_OBJECTIVE:_ Quote the data below in full, minus the images.

_Lines of data:_
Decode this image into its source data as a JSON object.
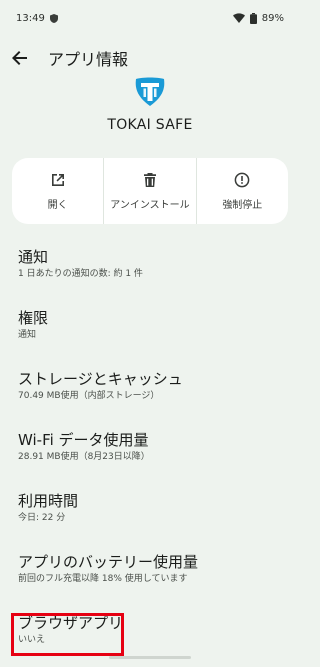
{
  "status_bar": {
    "time": "13:49",
    "battery": "89%"
  },
  "app_bar": {
    "title": "アプリ情報"
  },
  "app": {
    "name": "TOKAI SAFE",
    "logo_color": "#1a9ad6"
  },
  "actions": [
    {
      "label": "開く",
      "icon": "open-external-icon"
    },
    {
      "label": "アンインストール",
      "icon": "trash-icon"
    },
    {
      "label": "強制停止",
      "icon": "alert-circle-icon"
    }
  ],
  "settings": [
    {
      "title": "通知",
      "subtitle": "1 日あたりの通知の数: 約 1 件"
    },
    {
      "title": "権限",
      "subtitle": "通知"
    },
    {
      "title": "ストレージとキャッシュ",
      "subtitle": "70.49 MB使用（内部ストレージ）"
    },
    {
      "title": "Wi-Fi データ使用量",
      "subtitle": "28.91 MB使用（8月23日以降）"
    },
    {
      "title": "利用時間",
      "subtitle": "今日: 22 分"
    },
    {
      "title": "アプリのバッテリー使用量",
      "subtitle": "前回のフル充電以降 18% 使用しています"
    },
    {
      "title": "ブラウザアプリ",
      "subtitle": "いいえ"
    }
  ],
  "colors": {
    "background": "#eef3ee",
    "card": "#ffffff",
    "highlight": "#e60012"
  }
}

_EXERCISE ANSWER:_
Decode this image into its source data as a JSON object.
{
  "status_bar": {
    "time": "13:49",
    "battery": "89%"
  },
  "app_bar": {
    "title": "アプリ情報"
  },
  "app": {
    "name": "TOKAI SAFE",
    "logo_color": "#1a9ad6"
  },
  "actions": [
    {
      "label": "開く",
      "icon": "open-external-icon"
    },
    {
      "label": "アンインストール",
      "icon": "trash-icon"
    },
    {
      "label": "強制停止",
      "icon": "alert-circle-icon"
    }
  ],
  "settings": [
    {
      "title": "通知",
      "subtitle": "1 日あたりの通知の数: 約 1 件"
    },
    {
      "title": "権限",
      "subtitle": "通知"
    },
    {
      "title": "ストレージとキャッシュ",
      "subtitle": "70.49 MB使用（内部ストレージ）"
    },
    {
      "title": "Wi-Fi データ使用量",
      "subtitle": "28.91 MB使用（8月23日以降）"
    },
    {
      "title": "利用時間",
      "subtitle": "今日: 22 分"
    },
    {
      "title": "アプリのバッテリー使用量",
      "subtitle": "前回のフル充電以降 18% 使用しています"
    },
    {
      "title": "ブラウザアプリ",
      "subtitle": "いいえ"
    }
  ],
  "colors": {
    "background": "#eef3ee",
    "card": "#ffffff",
    "highlight": "#e60012"
  }
}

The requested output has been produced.